THE REQUEST: Reproduce the material below line for line without changing anything, but leave out the pictures.

★ ★ ★ ★ ★ ★ ★

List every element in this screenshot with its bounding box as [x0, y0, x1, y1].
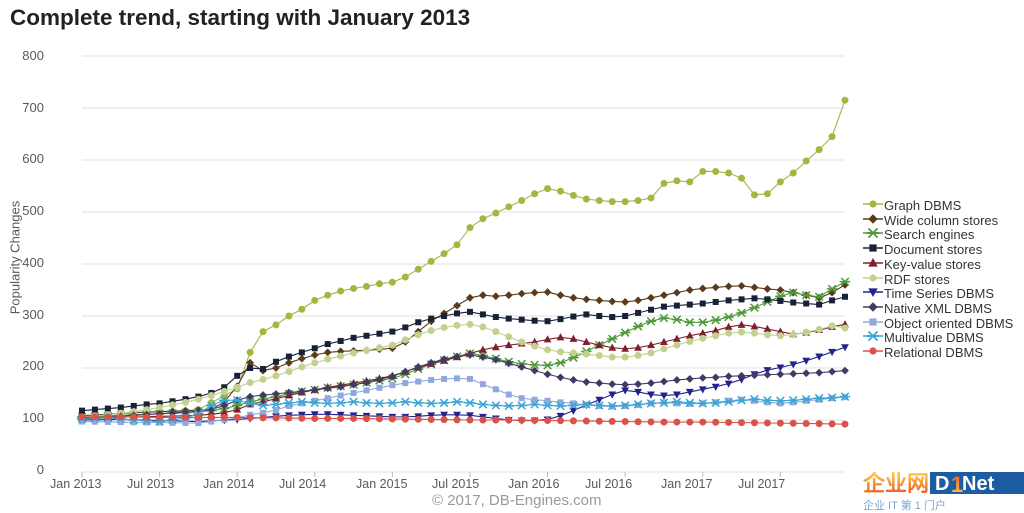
svg-text:企业 IT 第 1 门户: 企业 IT 第 1 门户	[863, 498, 946, 512]
svg-text:企业网: 企业网	[862, 471, 929, 496]
svg-text:D: D	[935, 473, 949, 495]
svg-text:Net: Net	[962, 473, 995, 495]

★ ★ ★ ★ ★ ★ ★

RESULT OF THIS EXERCISE:
List every element in this screenshot with its bounding box as [x0, y0, x1, y1].
svg-text:企业 IT 第 1 门户: 企业 IT 第 1 门户	[863, 498, 946, 512]
svg-text:企业网: 企业网	[862, 471, 929, 496]
svg-text:D: D	[935, 473, 949, 495]
svg-text:Net: Net	[962, 473, 995, 495]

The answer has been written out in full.